◆ Passage given:
[start]

Frederick Turner’s extraordinary essay sets the stage for an assessment of charitable gifts. Turner offers various models and forms of charitable activity that draw from science, history, and economics. On the whole, this is a truly impressive achievement. While I am generally sympathetic to his arguments, there are specific areas in which I part company. Most notably, I am not persuaded that the economic free market applied to culture leads to a salutary result. Culture—circa 2005—has been degraded by a free market unconstrained by virtue. The storytellers and thinkers Turner makes reference to have been seduced by commercial and “democratic” impulses. As a consequence, the tales of cultural revival so necessary in our age do not exist and, at the moment, are not likely to be funded by the foundation world or charitable gifts.
Let me start with Professor Turner’s reference to free and coercive economics. A democratic, free-market system elicits competing wills of free individuals, thus allowing civil society to flourish—or so it is argued by Turner. Yet it would appear that the free market applied to culture often has the opposite effect.

[end]

◆ Directions:
a – In the passage responding to Frederick Turner, what does the writer say has degraded culture circa 2005?
b – Translate this sentence from the passage responding to Frederick Turner into Spanish: "Let me start with Professor Turner’s reference to free and coercive economics."

◆ Information supplied:
[start]

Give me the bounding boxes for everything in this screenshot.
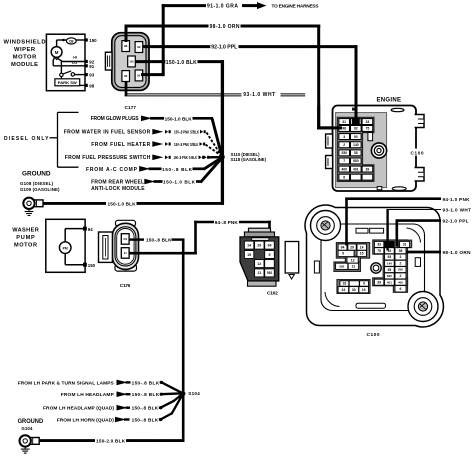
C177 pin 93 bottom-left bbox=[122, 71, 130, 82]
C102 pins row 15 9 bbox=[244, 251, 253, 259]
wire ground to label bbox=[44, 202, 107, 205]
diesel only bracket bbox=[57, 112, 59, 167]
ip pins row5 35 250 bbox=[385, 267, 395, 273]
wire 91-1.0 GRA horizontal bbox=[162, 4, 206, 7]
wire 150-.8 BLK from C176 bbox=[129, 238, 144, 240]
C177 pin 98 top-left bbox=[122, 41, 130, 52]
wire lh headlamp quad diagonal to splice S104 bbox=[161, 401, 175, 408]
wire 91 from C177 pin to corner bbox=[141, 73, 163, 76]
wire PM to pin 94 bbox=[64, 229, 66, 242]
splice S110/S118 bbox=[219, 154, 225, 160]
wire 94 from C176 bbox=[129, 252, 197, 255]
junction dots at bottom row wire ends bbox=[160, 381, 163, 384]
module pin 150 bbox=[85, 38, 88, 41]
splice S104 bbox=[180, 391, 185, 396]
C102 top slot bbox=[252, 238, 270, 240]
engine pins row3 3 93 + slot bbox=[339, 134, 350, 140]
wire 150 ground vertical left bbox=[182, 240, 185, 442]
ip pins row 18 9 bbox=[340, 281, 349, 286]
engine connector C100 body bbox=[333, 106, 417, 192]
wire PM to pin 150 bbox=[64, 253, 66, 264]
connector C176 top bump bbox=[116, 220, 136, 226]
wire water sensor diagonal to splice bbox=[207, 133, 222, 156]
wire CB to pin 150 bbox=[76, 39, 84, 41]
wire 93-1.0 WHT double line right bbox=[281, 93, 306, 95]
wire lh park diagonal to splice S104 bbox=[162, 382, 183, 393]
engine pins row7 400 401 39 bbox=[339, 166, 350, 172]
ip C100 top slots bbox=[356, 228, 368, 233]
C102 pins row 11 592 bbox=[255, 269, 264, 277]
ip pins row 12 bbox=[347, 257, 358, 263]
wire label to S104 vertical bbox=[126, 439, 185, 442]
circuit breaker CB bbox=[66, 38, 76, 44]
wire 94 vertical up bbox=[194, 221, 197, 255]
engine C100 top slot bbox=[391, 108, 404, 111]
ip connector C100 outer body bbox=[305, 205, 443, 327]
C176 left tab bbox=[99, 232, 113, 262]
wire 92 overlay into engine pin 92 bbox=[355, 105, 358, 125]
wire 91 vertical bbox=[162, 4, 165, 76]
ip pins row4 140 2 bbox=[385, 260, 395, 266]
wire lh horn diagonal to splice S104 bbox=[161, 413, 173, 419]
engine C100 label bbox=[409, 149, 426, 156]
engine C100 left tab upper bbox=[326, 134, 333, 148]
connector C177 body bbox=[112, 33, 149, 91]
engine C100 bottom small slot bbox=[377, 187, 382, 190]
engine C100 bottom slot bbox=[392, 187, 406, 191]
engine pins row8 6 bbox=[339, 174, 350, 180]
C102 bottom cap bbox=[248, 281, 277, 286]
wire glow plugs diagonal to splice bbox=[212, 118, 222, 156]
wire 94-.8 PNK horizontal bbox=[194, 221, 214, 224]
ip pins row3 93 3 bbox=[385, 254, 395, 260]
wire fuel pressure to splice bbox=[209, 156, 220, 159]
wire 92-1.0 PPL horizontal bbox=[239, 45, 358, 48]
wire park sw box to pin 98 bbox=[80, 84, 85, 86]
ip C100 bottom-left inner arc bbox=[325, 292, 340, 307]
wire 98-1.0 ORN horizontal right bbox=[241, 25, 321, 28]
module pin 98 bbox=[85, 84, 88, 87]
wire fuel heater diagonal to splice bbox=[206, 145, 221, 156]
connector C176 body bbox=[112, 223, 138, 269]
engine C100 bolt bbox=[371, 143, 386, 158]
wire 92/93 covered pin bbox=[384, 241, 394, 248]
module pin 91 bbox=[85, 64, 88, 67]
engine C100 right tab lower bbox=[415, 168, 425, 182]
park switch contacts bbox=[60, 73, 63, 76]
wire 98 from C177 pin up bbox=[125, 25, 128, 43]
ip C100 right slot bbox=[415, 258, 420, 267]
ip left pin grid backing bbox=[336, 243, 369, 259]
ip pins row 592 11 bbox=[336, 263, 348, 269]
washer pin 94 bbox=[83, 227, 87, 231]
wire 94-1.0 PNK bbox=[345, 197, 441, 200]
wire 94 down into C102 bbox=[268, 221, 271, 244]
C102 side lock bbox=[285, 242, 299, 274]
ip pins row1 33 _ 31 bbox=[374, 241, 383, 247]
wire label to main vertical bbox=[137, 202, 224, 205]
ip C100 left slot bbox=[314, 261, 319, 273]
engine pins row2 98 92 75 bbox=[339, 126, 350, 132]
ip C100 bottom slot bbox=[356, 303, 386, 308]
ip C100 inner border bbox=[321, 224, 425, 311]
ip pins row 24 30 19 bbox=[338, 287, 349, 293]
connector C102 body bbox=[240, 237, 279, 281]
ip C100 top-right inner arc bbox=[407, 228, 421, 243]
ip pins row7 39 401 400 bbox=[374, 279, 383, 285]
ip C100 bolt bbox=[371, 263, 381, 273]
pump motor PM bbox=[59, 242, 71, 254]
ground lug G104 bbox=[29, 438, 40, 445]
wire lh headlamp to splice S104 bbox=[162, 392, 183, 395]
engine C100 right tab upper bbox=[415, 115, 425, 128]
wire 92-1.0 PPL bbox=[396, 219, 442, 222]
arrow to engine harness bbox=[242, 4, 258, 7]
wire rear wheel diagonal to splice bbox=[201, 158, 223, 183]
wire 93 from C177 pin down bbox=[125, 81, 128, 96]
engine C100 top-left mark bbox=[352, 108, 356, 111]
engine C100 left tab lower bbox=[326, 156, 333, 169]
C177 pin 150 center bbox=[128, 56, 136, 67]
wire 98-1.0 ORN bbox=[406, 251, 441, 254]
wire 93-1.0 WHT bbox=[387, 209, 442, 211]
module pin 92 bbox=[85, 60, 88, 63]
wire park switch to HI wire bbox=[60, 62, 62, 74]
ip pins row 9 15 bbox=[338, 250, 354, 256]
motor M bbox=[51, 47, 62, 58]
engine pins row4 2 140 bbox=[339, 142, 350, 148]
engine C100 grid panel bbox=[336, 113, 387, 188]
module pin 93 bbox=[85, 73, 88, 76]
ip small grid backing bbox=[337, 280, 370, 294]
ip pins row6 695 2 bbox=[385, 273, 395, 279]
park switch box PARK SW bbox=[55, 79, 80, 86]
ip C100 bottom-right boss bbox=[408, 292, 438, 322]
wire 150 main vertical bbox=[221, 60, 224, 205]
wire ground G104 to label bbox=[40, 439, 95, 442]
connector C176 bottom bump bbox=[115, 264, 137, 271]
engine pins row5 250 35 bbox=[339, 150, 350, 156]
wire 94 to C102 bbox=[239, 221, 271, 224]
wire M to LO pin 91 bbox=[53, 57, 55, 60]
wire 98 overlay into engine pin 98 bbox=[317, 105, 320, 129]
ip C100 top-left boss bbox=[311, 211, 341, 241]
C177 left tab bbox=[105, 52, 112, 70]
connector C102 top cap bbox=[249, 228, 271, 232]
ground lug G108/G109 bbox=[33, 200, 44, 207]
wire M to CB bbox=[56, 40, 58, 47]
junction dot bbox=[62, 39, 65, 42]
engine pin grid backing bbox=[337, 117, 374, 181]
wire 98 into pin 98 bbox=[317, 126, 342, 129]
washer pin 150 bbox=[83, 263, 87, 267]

[end]

◆ Task-by-task answers:
a – A free market unconstrained by virtue.

b – Permítanme empezar con la referencia del profesor Turner a la economía libre y coercitiva.